<<<<
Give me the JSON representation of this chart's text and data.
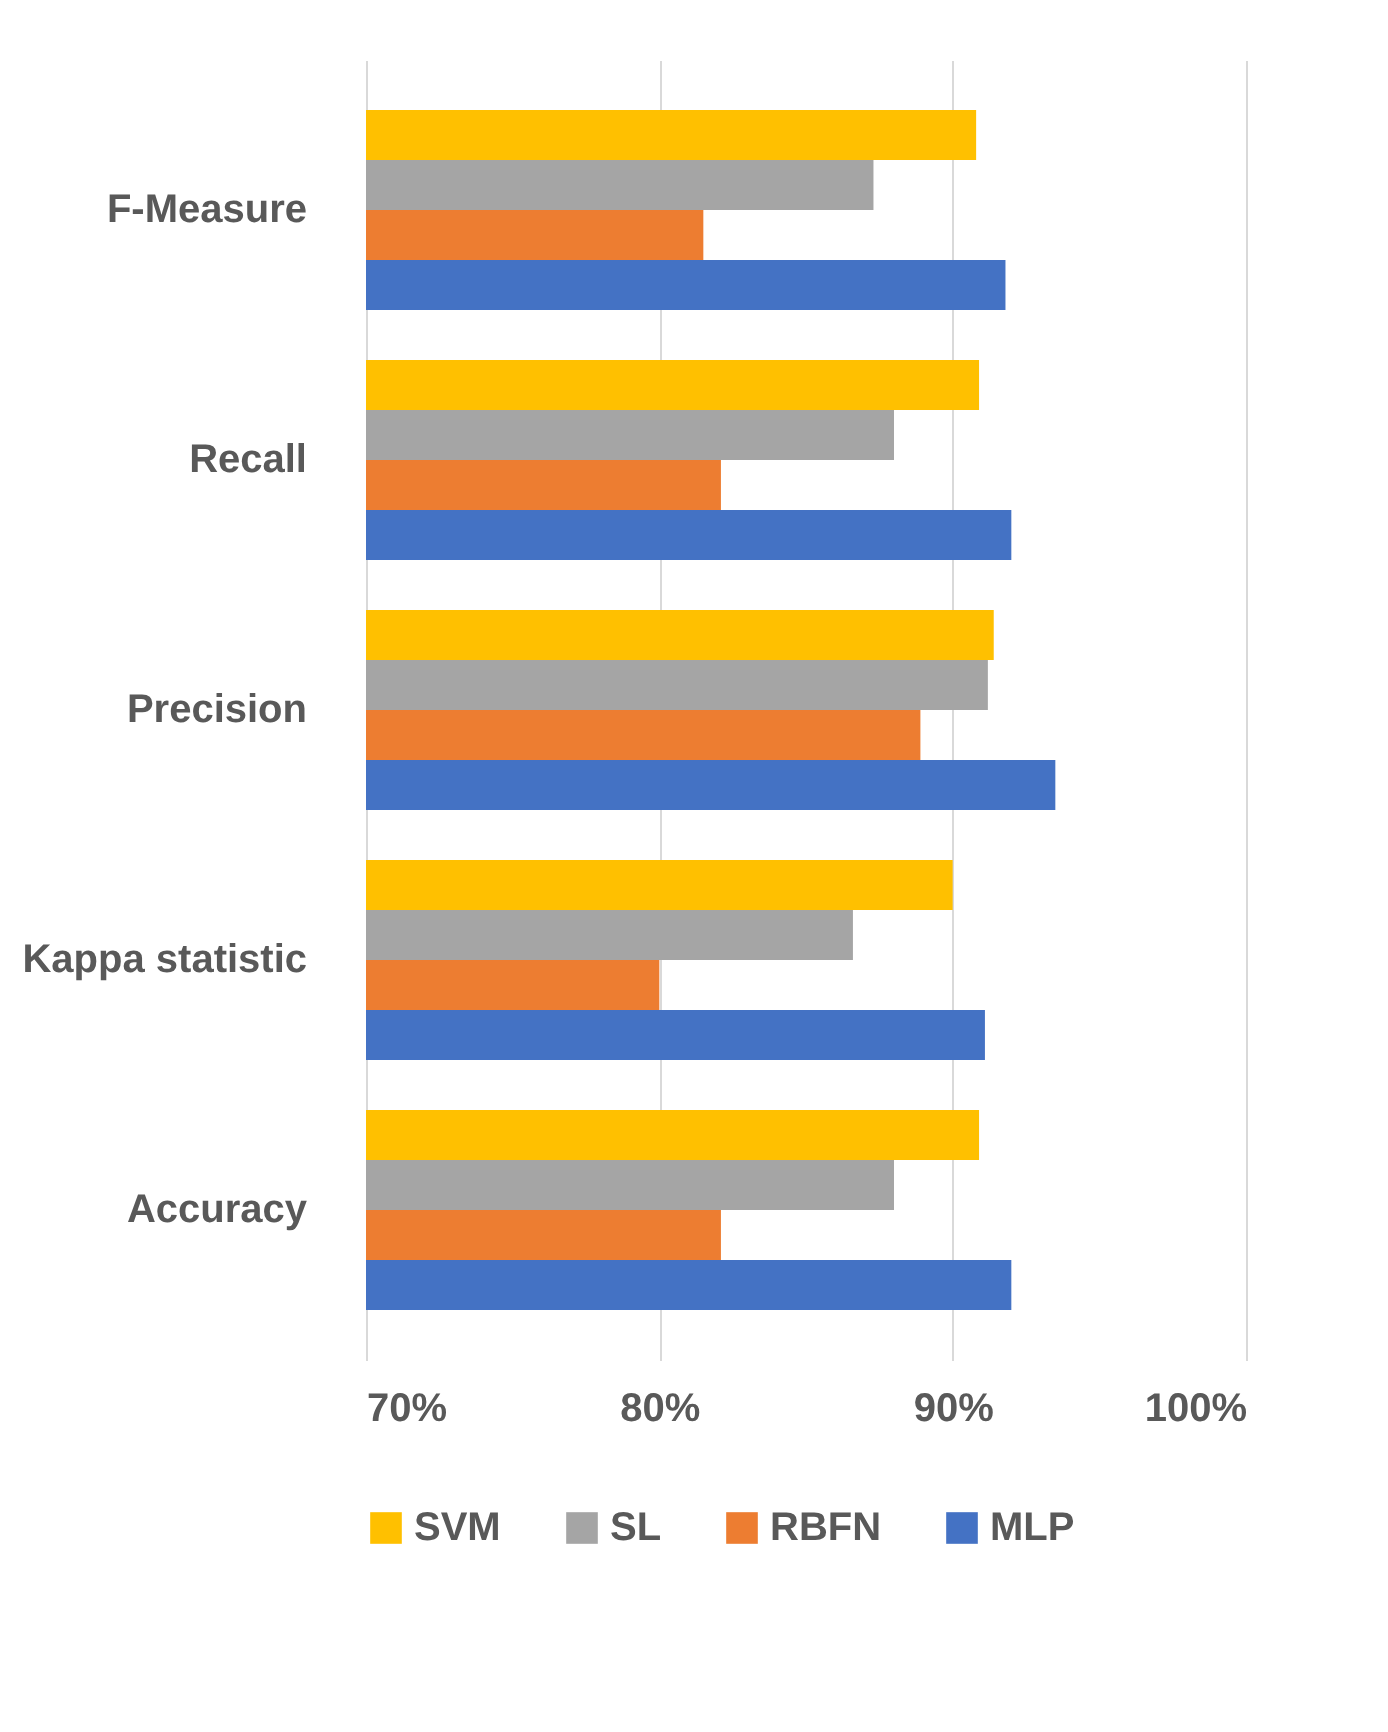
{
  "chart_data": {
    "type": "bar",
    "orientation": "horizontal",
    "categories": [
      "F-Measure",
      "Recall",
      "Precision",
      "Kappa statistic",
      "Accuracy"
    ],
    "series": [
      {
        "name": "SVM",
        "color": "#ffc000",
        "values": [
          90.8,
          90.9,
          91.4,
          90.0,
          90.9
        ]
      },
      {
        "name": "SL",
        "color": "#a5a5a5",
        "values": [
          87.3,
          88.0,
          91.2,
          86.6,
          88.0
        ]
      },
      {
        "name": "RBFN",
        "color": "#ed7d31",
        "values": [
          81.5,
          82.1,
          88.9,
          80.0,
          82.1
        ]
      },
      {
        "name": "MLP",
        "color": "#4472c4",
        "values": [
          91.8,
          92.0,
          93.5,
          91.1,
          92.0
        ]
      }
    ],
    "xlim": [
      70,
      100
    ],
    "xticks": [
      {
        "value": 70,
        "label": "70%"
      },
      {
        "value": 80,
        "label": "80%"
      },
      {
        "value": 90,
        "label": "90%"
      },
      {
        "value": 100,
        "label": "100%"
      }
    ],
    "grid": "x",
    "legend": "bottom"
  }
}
>>>>
## THE TASK
Your copy of the data should match it exactly, except that pictures are left out.

## SOLUTION TO THIS EXERCISE
Give me the JSON representation of this chart's text and data.
{
  "chart_data": {
    "type": "bar",
    "orientation": "horizontal",
    "categories": [
      "F-Measure",
      "Recall",
      "Precision",
      "Kappa statistic",
      "Accuracy"
    ],
    "series": [
      {
        "name": "SVM",
        "color": "#ffc000",
        "values": [
          90.8,
          90.9,
          91.4,
          90.0,
          90.9
        ]
      },
      {
        "name": "SL",
        "color": "#a5a5a5",
        "values": [
          87.3,
          88.0,
          91.2,
          86.6,
          88.0
        ]
      },
      {
        "name": "RBFN",
        "color": "#ed7d31",
        "values": [
          81.5,
          82.1,
          88.9,
          80.0,
          82.1
        ]
      },
      {
        "name": "MLP",
        "color": "#4472c4",
        "values": [
          91.8,
          92.0,
          93.5,
          91.1,
          92.0
        ]
      }
    ],
    "xlim": [
      70,
      100
    ],
    "xticks": [
      {
        "value": 70,
        "label": "70%"
      },
      {
        "value": 80,
        "label": "80%"
      },
      {
        "value": 90,
        "label": "90%"
      },
      {
        "value": 100,
        "label": "100%"
      }
    ],
    "grid": "x",
    "legend": "bottom"
  }
}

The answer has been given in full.